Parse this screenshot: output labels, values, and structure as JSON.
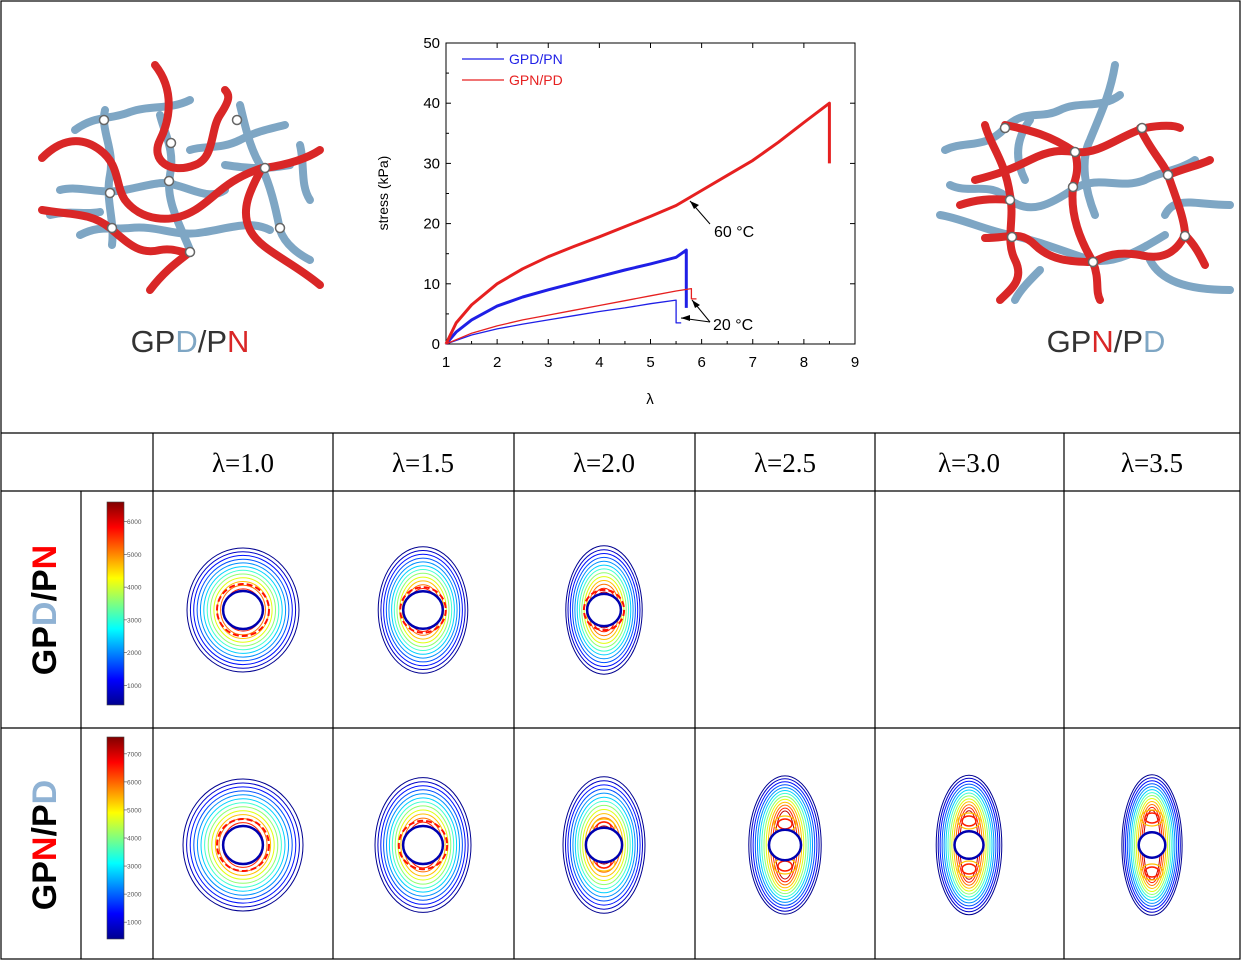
{
  "network_left": {
    "label_parts": [
      {
        "text": "GP",
        "color": "#333333"
      },
      {
        "text": "D",
        "color": "#7ea6c4"
      },
      {
        "text": "/P",
        "color": "#333333"
      },
      {
        "text": "N",
        "color": "#d92727"
      }
    ]
  },
  "network_right": {
    "label_parts": [
      {
        "text": "GP",
        "color": "#333333"
      },
      {
        "text": "N",
        "color": "#d92727"
      },
      {
        "text": "/P",
        "color": "#333333"
      },
      {
        "text": "D",
        "color": "#7ea6c4"
      }
    ]
  },
  "chart_data": {
    "type": "line",
    "xlabel": "λ",
    "ylabel": "stress (kPa)",
    "xlim": [
      1,
      9
    ],
    "ylim": [
      0,
      50
    ],
    "xticks": [
      "1",
      "2",
      "3",
      "4",
      "5",
      "6",
      "7",
      "8",
      "9"
    ],
    "yticks": [
      "0",
      "10",
      "20",
      "30",
      "40",
      "50"
    ],
    "legend_position": "top-left",
    "annotations": [
      "60 °C",
      "20 °C"
    ],
    "series": [
      {
        "name": "GPD/PN",
        "color": "#1f1fe6",
        "temperature": "60 °C",
        "x": [
          1.0,
          1.2,
          1.5,
          2.0,
          2.5,
          3.0,
          3.5,
          4.0,
          4.5,
          5.0,
          5.5,
          5.7,
          5.7
        ],
        "y": [
          0.0,
          2.0,
          4.0,
          6.3,
          7.8,
          9.0,
          10.1,
          11.2,
          12.3,
          13.3,
          14.4,
          15.6,
          6.0
        ]
      },
      {
        "name": "GPN/PD",
        "color": "#e62020",
        "temperature": "60 °C",
        "x": [
          1.0,
          1.2,
          1.5,
          2.0,
          2.5,
          3.0,
          3.5,
          4.0,
          4.5,
          5.0,
          5.5,
          6.0,
          6.5,
          7.0,
          7.5,
          8.0,
          8.5,
          8.5
        ],
        "y": [
          0.0,
          3.5,
          6.5,
          10.0,
          12.5,
          14.5,
          16.2,
          17.8,
          19.5,
          21.2,
          23.0,
          25.5,
          28.0,
          30.5,
          33.5,
          36.8,
          40.0,
          30.0
        ]
      },
      {
        "name": "GPD/PN",
        "color": "#1f1fe6",
        "temperature": "20 °C",
        "x": [
          1.0,
          1.5,
          2.0,
          2.5,
          3.0,
          3.5,
          4.0,
          4.5,
          5.0,
          5.5,
          5.5,
          5.6
        ],
        "y": [
          0.0,
          1.5,
          2.5,
          3.3,
          4.0,
          4.7,
          5.4,
          6.0,
          6.7,
          7.3,
          3.5,
          3.5
        ]
      },
      {
        "name": "GPN/PD",
        "color": "#e62020",
        "temperature": "20 °C",
        "x": [
          1.0,
          1.5,
          2.0,
          2.5,
          3.0,
          3.5,
          4.0,
          4.5,
          5.0,
          5.5,
          5.8,
          5.8,
          5.9
        ],
        "y": [
          0.0,
          1.8,
          3.0,
          4.0,
          4.8,
          5.6,
          6.4,
          7.2,
          8.0,
          8.8,
          9.2,
          7.5,
          7.5
        ]
      }
    ]
  },
  "table": {
    "header": [
      "λ=1.0",
      "λ=1.5",
      "λ=2.0",
      "λ=2.5",
      "λ=3.0",
      "λ=3.5"
    ],
    "rows": [
      {
        "label_parts": [
          {
            "text": "GP",
            "color": "#000000"
          },
          {
            "text": "D",
            "color": "#8fb2d4"
          },
          {
            "text": "/P",
            "color": "#000000"
          },
          {
            "text": "N",
            "color": "#ff0000"
          }
        ],
        "colorbar_ticks": [
          "6000",
          "5000",
          "4000",
          "3000",
          "2000",
          "1000"
        ],
        "contours": [
          {
            "stretch": 1.0,
            "present": true
          },
          {
            "stretch": 1.5,
            "present": true
          },
          {
            "stretch": 2.0,
            "present": true
          },
          {
            "stretch": 2.5,
            "present": false
          },
          {
            "stretch": 3.0,
            "present": false
          },
          {
            "stretch": 3.5,
            "present": false
          }
        ]
      },
      {
        "label_parts": [
          {
            "text": "GP",
            "color": "#000000"
          },
          {
            "text": "N",
            "color": "#ff0000"
          },
          {
            "text": "/P",
            "color": "#000000"
          },
          {
            "text": "D",
            "color": "#8fb2d4"
          }
        ],
        "colorbar_ticks": [
          "7000",
          "6000",
          "5000",
          "4000",
          "3000",
          "2000",
          "1000"
        ],
        "contours": [
          {
            "stretch": 1.0,
            "present": true
          },
          {
            "stretch": 1.5,
            "present": true
          },
          {
            "stretch": 2.0,
            "present": true
          },
          {
            "stretch": 2.5,
            "present": true
          },
          {
            "stretch": 3.0,
            "present": true
          },
          {
            "stretch": 3.5,
            "present": true
          }
        ]
      }
    ]
  }
}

☆ ☆ ☆ ☆ ☆

THE PROBLEM → Each line of the data is to be duplicated exactly; pictures stay out of the copy.

CORRECT RESPONSE →
Parse this screenshot: output labels, values, and structure as JSON.
{
  "network_left": {
    "label_parts": [
      {
        "text": "GP",
        "color": "#333333"
      },
      {
        "text": "D",
        "color": "#7ea6c4"
      },
      {
        "text": "/P",
        "color": "#333333"
      },
      {
        "text": "N",
        "color": "#d92727"
      }
    ]
  },
  "network_right": {
    "label_parts": [
      {
        "text": "GP",
        "color": "#333333"
      },
      {
        "text": "N",
        "color": "#d92727"
      },
      {
        "text": "/P",
        "color": "#333333"
      },
      {
        "text": "D",
        "color": "#7ea6c4"
      }
    ]
  },
  "chart_data": {
    "type": "line",
    "xlabel": "λ",
    "ylabel": "stress (kPa)",
    "xlim": [
      1,
      9
    ],
    "ylim": [
      0,
      50
    ],
    "xticks": [
      "1",
      "2",
      "3",
      "4",
      "5",
      "6",
      "7",
      "8",
      "9"
    ],
    "yticks": [
      "0",
      "10",
      "20",
      "30",
      "40",
      "50"
    ],
    "legend_position": "top-left",
    "annotations": [
      "60 °C",
      "20 °C"
    ],
    "series": [
      {
        "name": "GPD/PN",
        "color": "#1f1fe6",
        "temperature": "60 °C",
        "x": [
          1.0,
          1.2,
          1.5,
          2.0,
          2.5,
          3.0,
          3.5,
          4.0,
          4.5,
          5.0,
          5.5,
          5.7,
          5.7
        ],
        "y": [
          0.0,
          2.0,
          4.0,
          6.3,
          7.8,
          9.0,
          10.1,
          11.2,
          12.3,
          13.3,
          14.4,
          15.6,
          6.0
        ]
      },
      {
        "name": "GPN/PD",
        "color": "#e62020",
        "temperature": "60 °C",
        "x": [
          1.0,
          1.2,
          1.5,
          2.0,
          2.5,
          3.0,
          3.5,
          4.0,
          4.5,
          5.0,
          5.5,
          6.0,
          6.5,
          7.0,
          7.5,
          8.0,
          8.5,
          8.5
        ],
        "y": [
          0.0,
          3.5,
          6.5,
          10.0,
          12.5,
          14.5,
          16.2,
          17.8,
          19.5,
          21.2,
          23.0,
          25.5,
          28.0,
          30.5,
          33.5,
          36.8,
          40.0,
          30.0
        ]
      },
      {
        "name": "GPD/PN",
        "color": "#1f1fe6",
        "temperature": "20 °C",
        "x": [
          1.0,
          1.5,
          2.0,
          2.5,
          3.0,
          3.5,
          4.0,
          4.5,
          5.0,
          5.5,
          5.5,
          5.6
        ],
        "y": [
          0.0,
          1.5,
          2.5,
          3.3,
          4.0,
          4.7,
          5.4,
          6.0,
          6.7,
          7.3,
          3.5,
          3.5
        ]
      },
      {
        "name": "GPN/PD",
        "color": "#e62020",
        "temperature": "20 °C",
        "x": [
          1.0,
          1.5,
          2.0,
          2.5,
          3.0,
          3.5,
          4.0,
          4.5,
          5.0,
          5.5,
          5.8,
          5.8,
          5.9
        ],
        "y": [
          0.0,
          1.8,
          3.0,
          4.0,
          4.8,
          5.6,
          6.4,
          7.2,
          8.0,
          8.8,
          9.2,
          7.5,
          7.5
        ]
      }
    ]
  },
  "table": {
    "header": [
      "λ=1.0",
      "λ=1.5",
      "λ=2.0",
      "λ=2.5",
      "λ=3.0",
      "λ=3.5"
    ],
    "rows": [
      {
        "label_parts": [
          {
            "text": "GP",
            "color": "#000000"
          },
          {
            "text": "D",
            "color": "#8fb2d4"
          },
          {
            "text": "/P",
            "color": "#000000"
          },
          {
            "text": "N",
            "color": "#ff0000"
          }
        ],
        "colorbar_ticks": [
          "6000",
          "5000",
          "4000",
          "3000",
          "2000",
          "1000"
        ],
        "contours": [
          {
            "stretch": 1.0,
            "present": true
          },
          {
            "stretch": 1.5,
            "present": true
          },
          {
            "stretch": 2.0,
            "present": true
          },
          {
            "stretch": 2.5,
            "present": false
          },
          {
            "stretch": 3.0,
            "present": false
          },
          {
            "stretch": 3.5,
            "present": false
          }
        ]
      },
      {
        "label_parts": [
          {
            "text": "GP",
            "color": "#000000"
          },
          {
            "text": "N",
            "color": "#ff0000"
          },
          {
            "text": "/P",
            "color": "#000000"
          },
          {
            "text": "D",
            "color": "#8fb2d4"
          }
        ],
        "colorbar_ticks": [
          "7000",
          "6000",
          "5000",
          "4000",
          "3000",
          "2000",
          "1000"
        ],
        "contours": [
          {
            "stretch": 1.0,
            "present": true
          },
          {
            "stretch": 1.5,
            "present": true
          },
          {
            "stretch": 2.0,
            "present": true
          },
          {
            "stretch": 2.5,
            "present": true
          },
          {
            "stretch": 3.0,
            "present": true
          },
          {
            "stretch": 3.5,
            "present": true
          }
        ]
      }
    ]
  }
}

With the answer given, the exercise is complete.